**Problem to work on**. Write out every single entry exactly.

**Data for the task**.
▼▼▼

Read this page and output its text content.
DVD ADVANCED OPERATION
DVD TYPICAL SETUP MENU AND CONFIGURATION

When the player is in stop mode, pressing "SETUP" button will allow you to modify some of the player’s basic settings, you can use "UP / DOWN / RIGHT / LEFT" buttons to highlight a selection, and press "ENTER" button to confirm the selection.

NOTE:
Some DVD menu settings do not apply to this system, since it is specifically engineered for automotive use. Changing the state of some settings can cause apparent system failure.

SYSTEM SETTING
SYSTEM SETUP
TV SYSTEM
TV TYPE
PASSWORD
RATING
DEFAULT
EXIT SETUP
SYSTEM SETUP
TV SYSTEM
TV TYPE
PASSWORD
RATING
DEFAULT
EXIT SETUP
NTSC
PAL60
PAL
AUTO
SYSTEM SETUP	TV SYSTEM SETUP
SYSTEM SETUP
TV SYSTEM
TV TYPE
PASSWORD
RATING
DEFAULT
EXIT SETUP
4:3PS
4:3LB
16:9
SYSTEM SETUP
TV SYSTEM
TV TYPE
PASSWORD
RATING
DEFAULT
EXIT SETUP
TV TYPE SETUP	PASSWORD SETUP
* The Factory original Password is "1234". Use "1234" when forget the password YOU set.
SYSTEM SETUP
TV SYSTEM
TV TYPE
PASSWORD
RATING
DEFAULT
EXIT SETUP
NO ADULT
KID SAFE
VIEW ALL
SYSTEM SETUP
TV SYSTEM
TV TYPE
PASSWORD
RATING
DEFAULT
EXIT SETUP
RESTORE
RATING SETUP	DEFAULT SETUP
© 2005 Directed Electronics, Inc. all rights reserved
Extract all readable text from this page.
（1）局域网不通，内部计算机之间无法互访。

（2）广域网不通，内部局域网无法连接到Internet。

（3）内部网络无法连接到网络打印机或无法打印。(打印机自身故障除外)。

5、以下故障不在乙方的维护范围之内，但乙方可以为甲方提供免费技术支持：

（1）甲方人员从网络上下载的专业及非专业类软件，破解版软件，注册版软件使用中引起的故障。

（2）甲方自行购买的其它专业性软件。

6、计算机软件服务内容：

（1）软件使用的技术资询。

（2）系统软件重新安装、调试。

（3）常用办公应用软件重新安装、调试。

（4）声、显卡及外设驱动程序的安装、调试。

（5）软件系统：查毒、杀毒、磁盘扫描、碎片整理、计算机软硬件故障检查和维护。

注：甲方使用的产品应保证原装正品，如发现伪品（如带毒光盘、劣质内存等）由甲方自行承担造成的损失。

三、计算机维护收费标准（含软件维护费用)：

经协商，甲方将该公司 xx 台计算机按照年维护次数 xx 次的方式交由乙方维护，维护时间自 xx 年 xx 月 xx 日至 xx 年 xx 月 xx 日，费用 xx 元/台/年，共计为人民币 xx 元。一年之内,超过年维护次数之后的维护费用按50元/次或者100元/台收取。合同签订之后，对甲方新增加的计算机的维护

▲▲▲

**Solution below**.
Read this page and output its text content.
DVD ADVANCED OPERATION
DVD TYPICAL SETUP MENU AND CONFIGURATION

When the player is in stop mode, pressing "SETUP" button will allow you to modify some of the player’s basic settings, you can use "UP / DOWN / RIGHT / LEFT" buttons to highlight a selection, and press "ENTER" button to confirm the selection.

NOTE:
Some DVD menu settings do not apply to this system, since it is specifically engineered for automotive use. Changing the state of some settings can cause apparent system failure.

SYSTEM SETTING
SYSTEM SETUP
TV SYSTEM
TV TYPE
PASSWORD
RATING
DEFAULT
EXIT SETUP
SYSTEM SETUP
TV SYSTEM
TV TYPE
PASSWORD
RATING
DEFAULT
EXIT SETUP
NTSC
PAL60
PAL
AUTO
SYSTEM SETUP	TV SYSTEM SETUP
SYSTEM SETUP
TV SYSTEM
TV TYPE
PASSWORD
RATING
DEFAULT
EXIT SETUP
4:3PS
4:3LB
16:9
SYSTEM SETUP
TV SYSTEM
TV TYPE
PASSWORD
RATING
DEFAULT
EXIT SETUP
TV TYPE SETUP	PASSWORD SETUP
* The Factory original Password is "1234". Use "1234" when forget the password YOU set.
SYSTEM SETUP
TV SYSTEM
TV TYPE
PASSWORD
RATING
DEFAULT
EXIT SETUP
NO ADULT
KID SAFE
VIEW ALL
SYSTEM SETUP
TV SYSTEM
TV TYPE
PASSWORD
RATING
DEFAULT
EXIT SETUP
RESTORE
RATING SETUP	DEFAULT SETUP
© 2005 Directed Electronics, Inc. all rights reserved
Extract all readable text from this page.
（1）局域网不通，内部计算机之间无法互访。

（2）广域网不通，内部局域网无法连接到Internet。

（3）内部网络无法连接到网络打印机或无法打印。(打印机自身故障除外)。

5、以下故障不在乙方的维护范围之内，但乙方可以为甲方提供免费技术支持：

（1）甲方人员从网络上下载的专业及非专业类软件，破解版软件，注册版软件使用中引起的故障。

（2）甲方自行购买的其它专业性软件。

6、计算机软件服务内容：

（1）软件使用的技术资询。

（2）系统软件重新安装、调试。

（3）常用办公应用软件重新安装、调试。

（4）声、显卡及外设驱动程序的安装、调试。

（5）软件系统：查毒、杀毒、磁盘扫描、碎片整理、计算机软硬件故障检查和维护。

注：甲方使用的产品应保证原装正品，如发现伪品（如带毒光盘、劣质内存等）由甲方自行承担造成的损失。

三、计算机维护收费标准（含软件维护费用)：

经协商，甲方将该公司 xx 台计算机按照年维护次数 xx 次的方式交由乙方维护，维护时间自 xx 年 xx 月 xx 日至 xx 年 xx 月 xx 日，费用 xx 元/台/年，共计为人民币 xx 元。一年之内,超过年维护次数之后的维护费用按50元/次或者100元/台收取。合同签订之后，对甲方新增加的计算机的维护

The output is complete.